--- START OF MATERIAL FOR THE TASK ---

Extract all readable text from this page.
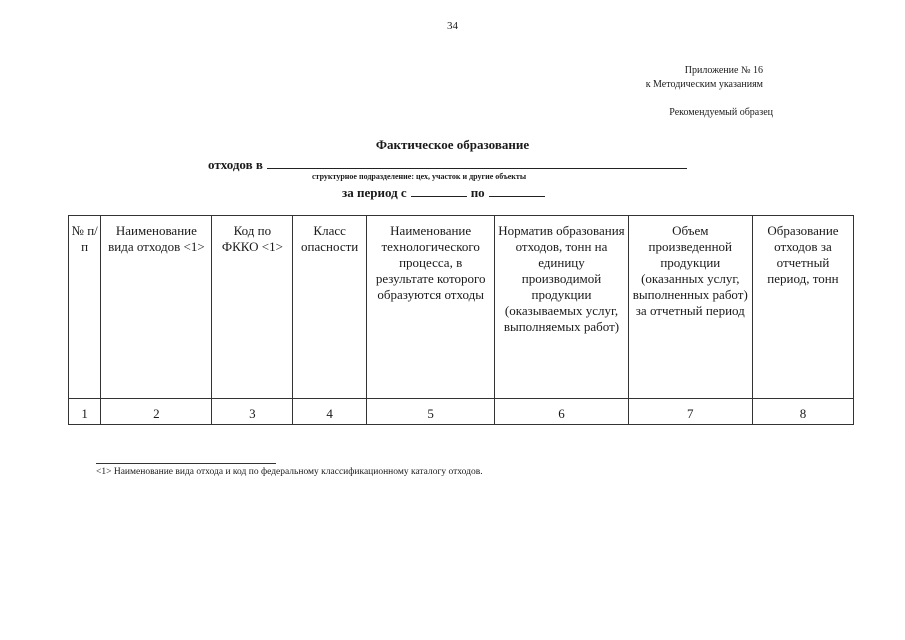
34
Приложение № 16
к Методическим указаниям
Рекомендуемый образец
Фактическое образование
отходов в
структурное подразделение: цех, участок и другие объекты
за период с	по
№ п/п	Наименование вида отходов <1>	Код по ФККО <1>	Класс опасности	Наименование технологического процесса, в результате которого образуются отходы	Норматив образования отходов, тонн на единицу производимой продукции (оказываемых услуг, выполняемых работ)	Объем произведенной продукции (оказанных услуг, выполненных работ) за отчетный период	Образование отходов за отчетный период, тонн
1	2	3	4	5	6	7	8
<1> Наименование вида отхода и код по федеральному классификационному каталогу отходов.
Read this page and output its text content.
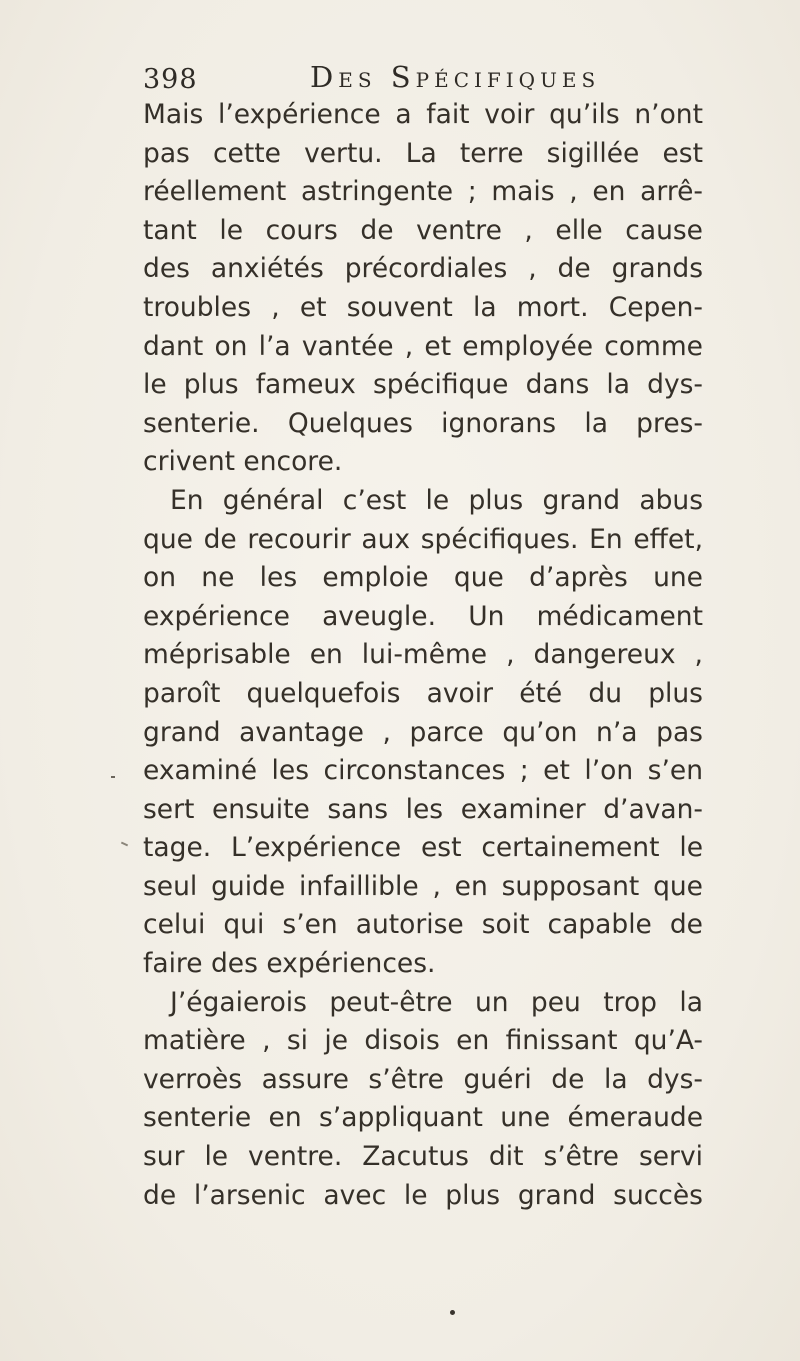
398	Des Spécifiques
Mais l’expérience a fait voir qu’ils n’ont
pas cette vertu. La terre sigillée est
réellement astringente ; mais , en arrê-
tant le cours de ventre , elle cause
des anxiétés précordiales , de grands
troubles , et souvent la mort. Cepen-
dant on l’a vantée , et employée comme
le plus fameux spécifique dans la dys-
senterie. Quelques ignorans la pres-
crivent encore.
En général c’est le plus grand abus
que de recourir aux spécifiques. En effet,
on ne les emploie que d’après une
expérience aveugle. Un médicament
méprisable en lui-même , dangereux ,
paroît quelquefois avoir été du plus
grand avantage , parce qu’on n’a pas
examiné les circonstances ; et l’on s’en
sert ensuite sans les examiner d’avan-
tage. L’expérience est certainement le
seul guide infaillible , en supposant que
celui qui s’en autorise soit capable de
faire des expériences.
J’égaierois peut-être un peu trop la
matière , si je disois en finissant qu’A-
verroès assure s’être guéri de la dys-
senterie en s’appliquant une émeraude
sur le ventre. Zacutus dit s’être servi
de l’arsenic avec le plus grand succès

--- END OF MATERIAL FOR THE TASK ---

STATED EXERCISE =>
Each line of the material must be retyped exactly, except that images are omitted.

EXERCISE RESPONSE =>
Extract all readable text from this page.
34
Приложение № 16
к Методическим указаниям
Рекомендуемый образец
Фактическое образование
отходов в
структурное подразделение: цех, участок и другие объекты
за период с	по
№ п/п	Наименование вида отходов <1>	Код по ФККО <1>	Класс опасности	Наименование технологического процесса, в результате которого образуются отходы	Норматив образования отходов, тонн на единицу производимой продукции (оказываемых услуг, выполняемых работ)	Объем произведенной продукции (оказанных услуг, выполненных работ) за отчетный период	Образование отходов за отчетный период, тонн
1	2	3	4	5	6	7	8
<1> Наименование вида отхода и код по федеральному классификационному каталогу отходов.
Read this page and output its text content.
398	Des Spécifiques
Mais l’expérience a fait voir qu’ils n’ont
pas cette vertu. La terre sigillée est
réellement astringente ; mais , en arrê-
tant le cours de ventre , elle cause
des anxiétés précordiales , de grands
troubles , et souvent la mort. Cepen-
dant on l’a vantée , et employée comme
le plus fameux spécifique dans la dys-
senterie. Quelques ignorans la pres-
crivent encore.
En général c’est le plus grand abus
que de recourir aux spécifiques. En effet,
on ne les emploie que d’après une
expérience aveugle. Un médicament
méprisable en lui-même , dangereux ,
paroît quelquefois avoir été du plus
grand avantage , parce qu’on n’a pas
examiné les circonstances ; et l’on s’en
sert ensuite sans les examiner d’avan-
tage. L’expérience est certainement le
seul guide infaillible , en supposant que
celui qui s’en autorise soit capable de
faire des expériences.
J’égaierois peut-être un peu trop la
matière , si je disois en finissant qu’A-
verroès assure s’être guéri de la dys-
senterie en s’appliquant une émeraude
sur le ventre. Zacutus dit s’être servi
de l’arsenic avec le plus grand succès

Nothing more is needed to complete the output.